Reproduce the entire listing word for word.

__________

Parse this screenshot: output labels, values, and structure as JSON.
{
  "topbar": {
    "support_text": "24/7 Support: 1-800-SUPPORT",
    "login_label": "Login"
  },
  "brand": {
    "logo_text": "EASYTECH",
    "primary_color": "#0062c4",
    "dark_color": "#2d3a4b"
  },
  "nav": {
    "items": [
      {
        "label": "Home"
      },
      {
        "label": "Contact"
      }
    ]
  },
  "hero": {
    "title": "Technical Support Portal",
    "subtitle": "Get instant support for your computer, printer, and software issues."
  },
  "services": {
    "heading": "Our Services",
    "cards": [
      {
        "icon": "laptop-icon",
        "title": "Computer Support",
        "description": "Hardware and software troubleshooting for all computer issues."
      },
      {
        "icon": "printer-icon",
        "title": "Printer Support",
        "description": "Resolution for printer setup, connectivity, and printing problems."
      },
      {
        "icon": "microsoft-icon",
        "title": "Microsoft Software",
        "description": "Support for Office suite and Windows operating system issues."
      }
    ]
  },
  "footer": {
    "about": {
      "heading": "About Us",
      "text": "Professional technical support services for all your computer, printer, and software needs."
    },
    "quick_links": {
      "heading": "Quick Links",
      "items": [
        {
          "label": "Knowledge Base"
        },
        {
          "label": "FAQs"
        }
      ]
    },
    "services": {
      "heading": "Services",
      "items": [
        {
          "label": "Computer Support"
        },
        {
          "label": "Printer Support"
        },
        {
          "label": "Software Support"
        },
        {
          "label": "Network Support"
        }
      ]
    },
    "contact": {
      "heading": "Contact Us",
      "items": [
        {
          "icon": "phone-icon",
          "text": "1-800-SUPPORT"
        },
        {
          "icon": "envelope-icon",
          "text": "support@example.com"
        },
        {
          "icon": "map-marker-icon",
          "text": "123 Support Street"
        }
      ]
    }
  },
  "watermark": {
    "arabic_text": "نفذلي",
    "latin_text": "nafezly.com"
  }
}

__________

» Exercise result
Parse this screenshot: output labels, values, and structure as JSON.
{
  "topbar": {
    "support_text": "24/7 Support: 1-800-SUPPORT",
    "login_label": "Login"
  },
  "brand": {
    "logo_text": "EASYTECH",
    "primary_color": "#0062c4",
    "dark_color": "#2d3a4b"
  },
  "nav": {
    "items": [
      {
        "label": "Home"
      },
      {
        "label": "Contact"
      }
    ]
  },
  "hero": {
    "title": "Technical Support Portal",
    "subtitle": "Get instant support for your computer, printer, and software issues."
  },
  "services": {
    "heading": "Our Services",
    "cards": [
      {
        "icon": "laptop-icon",
        "title": "Computer Support",
        "description": "Hardware and software troubleshooting for all computer issues."
      },
      {
        "icon": "printer-icon",
        "title": "Printer Support",
        "description": "Resolution for printer setup, connectivity, and printing problems."
      },
      {
        "icon": "microsoft-icon",
        "title": "Microsoft Software",
        "description": "Support for Office suite and Windows operating system issues."
      }
    ]
  },
  "footer": {
    "about": {
      "heading": "About Us",
      "text": "Professional technical support services for all your computer, printer, and software needs."
    },
    "quick_links": {
      "heading": "Quick Links",
      "items": [
        {
          "label": "Knowledge Base"
        },
        {
          "label": "FAQs"
        }
      ]
    },
    "services": {
      "heading": "Services",
      "items": [
        {
          "label": "Computer Support"
        },
        {
          "label": "Printer Support"
        },
        {
          "label": "Software Support"
        },
        {
          "label": "Network Support"
        }
      ]
    },
    "contact": {
      "heading": "Contact Us",
      "items": [
        {
          "icon": "phone-icon",
          "text": "1-800-SUPPORT"
        },
        {
          "icon": "envelope-icon",
          "text": "support@example.com"
        },
        {
          "icon": "map-marker-icon",
          "text": "123 Support Street"
        }
      ]
    }
  },
  "watermark": {
    "arabic_text": "نفذلي",
    "latin_text": "nafezly.com"
  }
}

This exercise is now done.